• **Work instructions**
Comb through the entries for "cuando" and pull out each line that holds it.
------------
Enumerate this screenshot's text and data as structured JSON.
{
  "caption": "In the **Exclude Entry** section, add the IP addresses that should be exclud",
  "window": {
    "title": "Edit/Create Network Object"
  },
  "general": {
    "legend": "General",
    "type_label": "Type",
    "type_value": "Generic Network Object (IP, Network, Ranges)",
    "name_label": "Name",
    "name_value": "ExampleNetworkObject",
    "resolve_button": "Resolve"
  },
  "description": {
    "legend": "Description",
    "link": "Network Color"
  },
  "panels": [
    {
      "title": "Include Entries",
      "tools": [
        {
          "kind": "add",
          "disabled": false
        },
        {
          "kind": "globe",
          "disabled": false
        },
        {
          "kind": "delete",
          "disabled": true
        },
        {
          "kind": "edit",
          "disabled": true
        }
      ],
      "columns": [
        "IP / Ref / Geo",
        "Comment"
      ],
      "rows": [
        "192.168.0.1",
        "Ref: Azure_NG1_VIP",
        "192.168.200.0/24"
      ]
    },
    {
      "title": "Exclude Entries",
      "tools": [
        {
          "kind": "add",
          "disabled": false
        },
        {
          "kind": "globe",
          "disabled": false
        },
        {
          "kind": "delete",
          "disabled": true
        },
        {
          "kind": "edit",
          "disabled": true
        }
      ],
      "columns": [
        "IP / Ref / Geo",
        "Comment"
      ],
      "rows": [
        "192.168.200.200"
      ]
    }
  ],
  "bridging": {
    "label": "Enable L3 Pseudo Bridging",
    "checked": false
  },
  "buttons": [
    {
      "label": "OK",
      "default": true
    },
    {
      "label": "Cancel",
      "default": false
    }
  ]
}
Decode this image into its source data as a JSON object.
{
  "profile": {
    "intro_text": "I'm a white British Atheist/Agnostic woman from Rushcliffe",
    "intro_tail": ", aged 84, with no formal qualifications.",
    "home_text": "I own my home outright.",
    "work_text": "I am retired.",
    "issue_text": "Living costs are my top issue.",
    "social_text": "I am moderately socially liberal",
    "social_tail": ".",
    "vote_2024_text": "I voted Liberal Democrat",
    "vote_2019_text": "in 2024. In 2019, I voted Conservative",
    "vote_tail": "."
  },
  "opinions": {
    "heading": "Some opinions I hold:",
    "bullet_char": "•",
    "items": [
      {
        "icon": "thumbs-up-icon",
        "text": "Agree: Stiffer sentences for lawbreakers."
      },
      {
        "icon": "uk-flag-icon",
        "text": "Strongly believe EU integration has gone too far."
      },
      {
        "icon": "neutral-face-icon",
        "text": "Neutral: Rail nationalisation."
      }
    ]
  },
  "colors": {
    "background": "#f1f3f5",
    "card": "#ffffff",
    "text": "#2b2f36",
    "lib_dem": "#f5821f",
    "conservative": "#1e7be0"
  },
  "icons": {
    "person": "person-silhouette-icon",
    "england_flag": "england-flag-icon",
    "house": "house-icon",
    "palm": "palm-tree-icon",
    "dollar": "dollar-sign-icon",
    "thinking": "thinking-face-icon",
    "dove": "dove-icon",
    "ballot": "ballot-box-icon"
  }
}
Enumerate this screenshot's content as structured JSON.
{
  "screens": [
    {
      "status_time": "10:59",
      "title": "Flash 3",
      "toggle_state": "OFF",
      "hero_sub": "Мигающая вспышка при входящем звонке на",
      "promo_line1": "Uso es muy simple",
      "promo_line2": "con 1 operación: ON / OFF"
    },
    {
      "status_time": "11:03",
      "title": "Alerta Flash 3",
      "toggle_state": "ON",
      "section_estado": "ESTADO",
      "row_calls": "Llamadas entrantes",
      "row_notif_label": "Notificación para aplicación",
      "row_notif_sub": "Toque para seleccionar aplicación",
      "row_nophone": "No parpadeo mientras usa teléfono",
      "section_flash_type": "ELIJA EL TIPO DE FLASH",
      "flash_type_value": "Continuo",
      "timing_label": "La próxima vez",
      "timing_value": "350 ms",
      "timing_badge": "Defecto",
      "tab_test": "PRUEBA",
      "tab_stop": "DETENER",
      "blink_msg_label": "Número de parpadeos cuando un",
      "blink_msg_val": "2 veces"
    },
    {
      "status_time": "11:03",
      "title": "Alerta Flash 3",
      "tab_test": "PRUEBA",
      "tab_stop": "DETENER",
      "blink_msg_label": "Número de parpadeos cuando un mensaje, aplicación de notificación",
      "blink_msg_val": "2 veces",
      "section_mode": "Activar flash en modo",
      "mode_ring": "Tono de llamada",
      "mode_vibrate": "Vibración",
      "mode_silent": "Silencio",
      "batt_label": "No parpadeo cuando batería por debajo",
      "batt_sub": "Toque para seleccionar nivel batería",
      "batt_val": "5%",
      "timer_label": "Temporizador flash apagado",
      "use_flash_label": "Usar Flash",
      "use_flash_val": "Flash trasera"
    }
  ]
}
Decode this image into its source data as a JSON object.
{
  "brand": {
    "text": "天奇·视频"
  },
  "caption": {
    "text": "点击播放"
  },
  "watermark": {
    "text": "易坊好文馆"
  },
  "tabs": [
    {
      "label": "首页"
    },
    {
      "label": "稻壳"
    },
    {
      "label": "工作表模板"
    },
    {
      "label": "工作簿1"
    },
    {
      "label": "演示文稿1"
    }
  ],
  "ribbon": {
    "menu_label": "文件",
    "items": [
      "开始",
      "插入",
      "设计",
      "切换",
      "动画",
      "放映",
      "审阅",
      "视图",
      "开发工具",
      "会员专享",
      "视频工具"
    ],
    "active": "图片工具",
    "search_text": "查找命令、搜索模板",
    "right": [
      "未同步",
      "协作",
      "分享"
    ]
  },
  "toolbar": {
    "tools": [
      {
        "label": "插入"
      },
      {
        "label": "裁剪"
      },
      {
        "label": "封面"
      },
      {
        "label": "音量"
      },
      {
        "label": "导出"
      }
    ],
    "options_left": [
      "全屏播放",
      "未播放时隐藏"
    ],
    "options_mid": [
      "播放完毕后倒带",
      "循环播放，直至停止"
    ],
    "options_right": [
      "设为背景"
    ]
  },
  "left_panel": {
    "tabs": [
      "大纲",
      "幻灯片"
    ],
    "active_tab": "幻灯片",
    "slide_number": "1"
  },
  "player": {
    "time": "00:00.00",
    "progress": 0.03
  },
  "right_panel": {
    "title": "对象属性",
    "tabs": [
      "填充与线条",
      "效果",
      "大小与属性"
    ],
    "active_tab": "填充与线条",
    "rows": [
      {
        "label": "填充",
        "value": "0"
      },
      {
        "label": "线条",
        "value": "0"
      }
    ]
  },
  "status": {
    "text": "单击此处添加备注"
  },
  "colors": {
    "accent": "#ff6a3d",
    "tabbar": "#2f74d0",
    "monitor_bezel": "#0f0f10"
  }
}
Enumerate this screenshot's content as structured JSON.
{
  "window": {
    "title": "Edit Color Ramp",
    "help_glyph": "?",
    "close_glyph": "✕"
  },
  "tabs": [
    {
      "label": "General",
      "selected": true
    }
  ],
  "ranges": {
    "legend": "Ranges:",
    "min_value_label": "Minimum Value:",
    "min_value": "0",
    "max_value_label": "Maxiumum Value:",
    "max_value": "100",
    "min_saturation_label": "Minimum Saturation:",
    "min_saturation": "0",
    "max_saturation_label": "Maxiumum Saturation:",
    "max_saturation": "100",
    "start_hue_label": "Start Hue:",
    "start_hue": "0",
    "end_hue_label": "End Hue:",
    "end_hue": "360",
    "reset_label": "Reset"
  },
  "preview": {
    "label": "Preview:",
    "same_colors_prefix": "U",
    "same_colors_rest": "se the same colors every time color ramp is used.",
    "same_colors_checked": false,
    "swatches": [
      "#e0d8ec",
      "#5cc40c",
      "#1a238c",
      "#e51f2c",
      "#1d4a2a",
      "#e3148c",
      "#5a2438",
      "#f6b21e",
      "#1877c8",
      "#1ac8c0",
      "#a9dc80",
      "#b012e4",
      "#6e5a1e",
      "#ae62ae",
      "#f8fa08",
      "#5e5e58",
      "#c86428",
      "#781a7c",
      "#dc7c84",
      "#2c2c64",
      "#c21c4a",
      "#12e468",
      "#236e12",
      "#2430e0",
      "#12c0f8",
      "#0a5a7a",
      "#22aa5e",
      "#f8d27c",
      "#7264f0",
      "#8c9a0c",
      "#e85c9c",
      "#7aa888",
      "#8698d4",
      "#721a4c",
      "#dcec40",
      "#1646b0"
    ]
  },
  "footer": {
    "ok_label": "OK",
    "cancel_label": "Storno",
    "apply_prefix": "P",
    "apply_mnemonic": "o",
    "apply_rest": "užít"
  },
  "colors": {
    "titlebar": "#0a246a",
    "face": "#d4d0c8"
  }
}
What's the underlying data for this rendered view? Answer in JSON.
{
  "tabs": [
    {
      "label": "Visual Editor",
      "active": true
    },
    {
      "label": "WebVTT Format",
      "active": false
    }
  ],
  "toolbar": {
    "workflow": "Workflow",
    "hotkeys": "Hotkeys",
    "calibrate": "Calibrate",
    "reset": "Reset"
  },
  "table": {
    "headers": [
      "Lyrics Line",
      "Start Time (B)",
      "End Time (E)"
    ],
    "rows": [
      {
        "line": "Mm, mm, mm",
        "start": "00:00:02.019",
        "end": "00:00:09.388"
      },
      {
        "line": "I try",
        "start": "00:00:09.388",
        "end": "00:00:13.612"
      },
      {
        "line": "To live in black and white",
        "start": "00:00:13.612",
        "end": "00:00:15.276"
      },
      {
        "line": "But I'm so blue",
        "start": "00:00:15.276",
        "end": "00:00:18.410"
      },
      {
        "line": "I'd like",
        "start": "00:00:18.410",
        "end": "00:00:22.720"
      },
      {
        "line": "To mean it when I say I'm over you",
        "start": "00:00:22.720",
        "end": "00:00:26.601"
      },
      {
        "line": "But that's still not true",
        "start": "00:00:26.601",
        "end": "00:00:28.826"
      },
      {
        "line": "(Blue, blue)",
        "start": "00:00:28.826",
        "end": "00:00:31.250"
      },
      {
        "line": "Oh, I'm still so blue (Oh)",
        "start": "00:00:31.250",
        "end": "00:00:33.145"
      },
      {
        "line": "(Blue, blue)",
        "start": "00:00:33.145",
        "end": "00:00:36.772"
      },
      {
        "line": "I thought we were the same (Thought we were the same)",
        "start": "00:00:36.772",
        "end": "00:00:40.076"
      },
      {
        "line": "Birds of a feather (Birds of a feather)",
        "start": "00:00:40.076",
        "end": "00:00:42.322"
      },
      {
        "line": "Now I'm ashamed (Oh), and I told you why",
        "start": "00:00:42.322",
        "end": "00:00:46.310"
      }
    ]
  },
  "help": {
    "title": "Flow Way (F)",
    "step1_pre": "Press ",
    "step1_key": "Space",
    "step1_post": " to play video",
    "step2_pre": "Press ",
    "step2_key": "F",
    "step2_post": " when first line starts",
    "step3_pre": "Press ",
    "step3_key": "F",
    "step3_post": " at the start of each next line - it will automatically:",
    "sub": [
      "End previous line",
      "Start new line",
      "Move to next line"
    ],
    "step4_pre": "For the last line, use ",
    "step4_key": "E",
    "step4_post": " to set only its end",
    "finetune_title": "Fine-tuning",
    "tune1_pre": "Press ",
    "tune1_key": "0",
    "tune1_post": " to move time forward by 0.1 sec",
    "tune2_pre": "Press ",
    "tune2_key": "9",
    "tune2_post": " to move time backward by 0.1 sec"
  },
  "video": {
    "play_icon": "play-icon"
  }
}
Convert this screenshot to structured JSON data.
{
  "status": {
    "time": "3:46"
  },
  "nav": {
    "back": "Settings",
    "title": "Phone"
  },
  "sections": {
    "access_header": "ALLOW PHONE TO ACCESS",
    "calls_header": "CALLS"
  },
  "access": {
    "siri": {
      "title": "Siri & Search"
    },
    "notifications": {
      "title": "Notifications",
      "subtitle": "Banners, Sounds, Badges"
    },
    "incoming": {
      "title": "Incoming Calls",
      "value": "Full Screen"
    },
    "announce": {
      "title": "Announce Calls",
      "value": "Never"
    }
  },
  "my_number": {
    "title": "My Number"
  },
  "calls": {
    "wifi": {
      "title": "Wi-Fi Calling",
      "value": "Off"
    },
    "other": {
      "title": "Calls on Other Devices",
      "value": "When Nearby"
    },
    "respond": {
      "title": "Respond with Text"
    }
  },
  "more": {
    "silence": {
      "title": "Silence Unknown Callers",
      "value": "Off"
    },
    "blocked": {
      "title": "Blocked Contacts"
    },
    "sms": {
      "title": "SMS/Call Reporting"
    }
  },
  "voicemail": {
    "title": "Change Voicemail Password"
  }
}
------------
• **Reply**
      "blink_msg_label": "Número de parpadeos cuando un",
      "blink_msg_label": "Número de parpadeos cuando un mensaje, aplicación de notificación",
      "batt_label": "No parpadeo cuando batería por debajo",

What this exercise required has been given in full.